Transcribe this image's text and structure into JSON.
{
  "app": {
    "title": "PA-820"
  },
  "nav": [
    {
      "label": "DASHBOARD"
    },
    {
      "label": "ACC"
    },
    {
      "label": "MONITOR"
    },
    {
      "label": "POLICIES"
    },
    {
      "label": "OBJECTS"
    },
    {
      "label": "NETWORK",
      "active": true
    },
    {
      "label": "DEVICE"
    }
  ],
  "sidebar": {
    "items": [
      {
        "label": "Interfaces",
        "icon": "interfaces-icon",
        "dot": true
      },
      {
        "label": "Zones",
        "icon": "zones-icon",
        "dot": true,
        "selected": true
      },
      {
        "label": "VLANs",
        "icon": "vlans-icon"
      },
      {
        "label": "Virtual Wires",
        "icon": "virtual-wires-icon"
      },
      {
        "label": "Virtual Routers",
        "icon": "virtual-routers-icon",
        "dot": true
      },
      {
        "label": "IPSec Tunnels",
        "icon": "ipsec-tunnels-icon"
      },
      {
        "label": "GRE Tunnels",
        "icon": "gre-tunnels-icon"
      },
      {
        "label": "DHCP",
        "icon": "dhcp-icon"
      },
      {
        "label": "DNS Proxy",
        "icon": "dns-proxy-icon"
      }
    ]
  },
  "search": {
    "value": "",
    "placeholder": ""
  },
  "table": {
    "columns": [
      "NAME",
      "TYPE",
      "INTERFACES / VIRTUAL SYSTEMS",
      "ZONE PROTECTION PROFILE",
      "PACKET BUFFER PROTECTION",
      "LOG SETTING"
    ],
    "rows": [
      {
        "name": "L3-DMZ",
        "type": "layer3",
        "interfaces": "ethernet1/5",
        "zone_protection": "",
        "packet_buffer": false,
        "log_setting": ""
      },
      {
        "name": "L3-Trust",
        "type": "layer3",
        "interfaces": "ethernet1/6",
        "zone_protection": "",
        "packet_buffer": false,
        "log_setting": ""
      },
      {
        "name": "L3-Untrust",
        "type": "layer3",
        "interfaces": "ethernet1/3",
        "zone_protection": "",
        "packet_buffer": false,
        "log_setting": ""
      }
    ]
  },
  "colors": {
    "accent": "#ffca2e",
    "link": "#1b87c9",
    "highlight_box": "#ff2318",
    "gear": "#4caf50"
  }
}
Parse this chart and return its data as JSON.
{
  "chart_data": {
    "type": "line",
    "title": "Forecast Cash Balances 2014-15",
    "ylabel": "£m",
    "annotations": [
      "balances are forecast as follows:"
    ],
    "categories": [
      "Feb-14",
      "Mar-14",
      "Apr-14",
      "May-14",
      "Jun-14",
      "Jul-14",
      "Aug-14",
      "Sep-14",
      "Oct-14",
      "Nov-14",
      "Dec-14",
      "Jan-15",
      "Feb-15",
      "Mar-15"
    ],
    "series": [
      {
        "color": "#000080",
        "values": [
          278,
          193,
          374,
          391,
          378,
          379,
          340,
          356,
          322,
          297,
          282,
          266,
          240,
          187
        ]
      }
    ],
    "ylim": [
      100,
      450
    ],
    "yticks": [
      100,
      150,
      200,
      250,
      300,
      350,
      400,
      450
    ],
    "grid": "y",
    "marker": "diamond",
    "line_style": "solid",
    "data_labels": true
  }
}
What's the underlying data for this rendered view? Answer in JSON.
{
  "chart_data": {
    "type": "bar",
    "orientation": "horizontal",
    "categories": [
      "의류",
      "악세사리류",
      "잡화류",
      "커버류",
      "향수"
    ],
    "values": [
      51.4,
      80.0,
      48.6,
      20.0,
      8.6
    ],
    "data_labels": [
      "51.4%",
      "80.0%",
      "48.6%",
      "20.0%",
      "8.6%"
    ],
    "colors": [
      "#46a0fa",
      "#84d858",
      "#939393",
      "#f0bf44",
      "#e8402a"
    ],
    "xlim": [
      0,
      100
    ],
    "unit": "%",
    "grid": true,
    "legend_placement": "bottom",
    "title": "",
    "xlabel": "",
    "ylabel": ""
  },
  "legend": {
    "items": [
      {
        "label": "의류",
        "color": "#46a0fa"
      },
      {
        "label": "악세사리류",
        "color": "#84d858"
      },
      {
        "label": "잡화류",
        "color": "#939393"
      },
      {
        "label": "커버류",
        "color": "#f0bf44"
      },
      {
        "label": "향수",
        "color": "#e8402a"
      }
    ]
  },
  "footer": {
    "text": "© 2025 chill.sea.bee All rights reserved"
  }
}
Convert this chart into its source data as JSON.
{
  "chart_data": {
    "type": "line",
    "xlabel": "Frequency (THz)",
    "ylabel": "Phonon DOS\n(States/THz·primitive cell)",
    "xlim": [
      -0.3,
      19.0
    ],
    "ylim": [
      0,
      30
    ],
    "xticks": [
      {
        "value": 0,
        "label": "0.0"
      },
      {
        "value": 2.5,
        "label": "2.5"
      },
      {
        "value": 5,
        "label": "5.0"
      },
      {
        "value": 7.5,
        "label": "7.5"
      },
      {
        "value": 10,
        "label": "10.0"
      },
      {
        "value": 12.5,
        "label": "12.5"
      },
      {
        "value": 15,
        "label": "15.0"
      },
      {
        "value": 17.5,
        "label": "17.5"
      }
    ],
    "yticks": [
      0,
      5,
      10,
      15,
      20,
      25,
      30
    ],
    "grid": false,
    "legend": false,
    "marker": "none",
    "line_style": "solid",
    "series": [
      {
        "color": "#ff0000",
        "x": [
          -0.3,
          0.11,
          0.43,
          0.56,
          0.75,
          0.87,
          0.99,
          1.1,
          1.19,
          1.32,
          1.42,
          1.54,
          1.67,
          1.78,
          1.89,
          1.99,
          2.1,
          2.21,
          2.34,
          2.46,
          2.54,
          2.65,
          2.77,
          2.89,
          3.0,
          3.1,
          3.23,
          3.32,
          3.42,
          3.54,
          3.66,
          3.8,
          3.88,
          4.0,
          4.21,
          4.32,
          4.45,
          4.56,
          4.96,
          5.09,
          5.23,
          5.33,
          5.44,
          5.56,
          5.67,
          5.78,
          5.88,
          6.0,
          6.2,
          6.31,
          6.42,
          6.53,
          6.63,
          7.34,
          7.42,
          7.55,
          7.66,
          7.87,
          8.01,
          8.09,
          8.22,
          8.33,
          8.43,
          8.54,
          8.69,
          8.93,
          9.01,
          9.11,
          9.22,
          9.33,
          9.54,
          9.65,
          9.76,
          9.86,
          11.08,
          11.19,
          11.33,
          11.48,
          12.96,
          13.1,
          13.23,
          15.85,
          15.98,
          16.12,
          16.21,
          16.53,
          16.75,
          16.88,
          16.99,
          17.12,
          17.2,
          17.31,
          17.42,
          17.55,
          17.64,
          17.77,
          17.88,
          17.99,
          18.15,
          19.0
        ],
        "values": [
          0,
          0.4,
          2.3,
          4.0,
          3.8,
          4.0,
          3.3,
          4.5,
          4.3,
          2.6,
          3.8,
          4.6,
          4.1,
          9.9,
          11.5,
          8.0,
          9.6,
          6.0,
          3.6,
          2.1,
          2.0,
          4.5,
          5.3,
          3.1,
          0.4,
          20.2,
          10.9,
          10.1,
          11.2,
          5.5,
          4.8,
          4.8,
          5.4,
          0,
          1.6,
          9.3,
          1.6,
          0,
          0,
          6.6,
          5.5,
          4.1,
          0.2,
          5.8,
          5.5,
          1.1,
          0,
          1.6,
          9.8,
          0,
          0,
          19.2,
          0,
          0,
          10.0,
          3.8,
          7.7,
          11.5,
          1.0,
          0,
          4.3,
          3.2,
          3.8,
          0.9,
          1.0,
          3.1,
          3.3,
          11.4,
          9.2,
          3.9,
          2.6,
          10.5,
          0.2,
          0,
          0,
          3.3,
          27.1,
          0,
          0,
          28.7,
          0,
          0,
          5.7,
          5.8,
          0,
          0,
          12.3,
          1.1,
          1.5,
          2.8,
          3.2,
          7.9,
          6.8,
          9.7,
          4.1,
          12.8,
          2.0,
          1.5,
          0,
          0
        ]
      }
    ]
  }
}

• • • •

**Exercise requirements**: Read the lines above. Gather those in which the string "this" is found.

**Task solution**:
Transcribe this image's text and structure into JSON.
Parse this chart and return its data as JSON.
What's the underlying data for this rendered view? Answer in JSON.
Convert this chart into its source data as JSON.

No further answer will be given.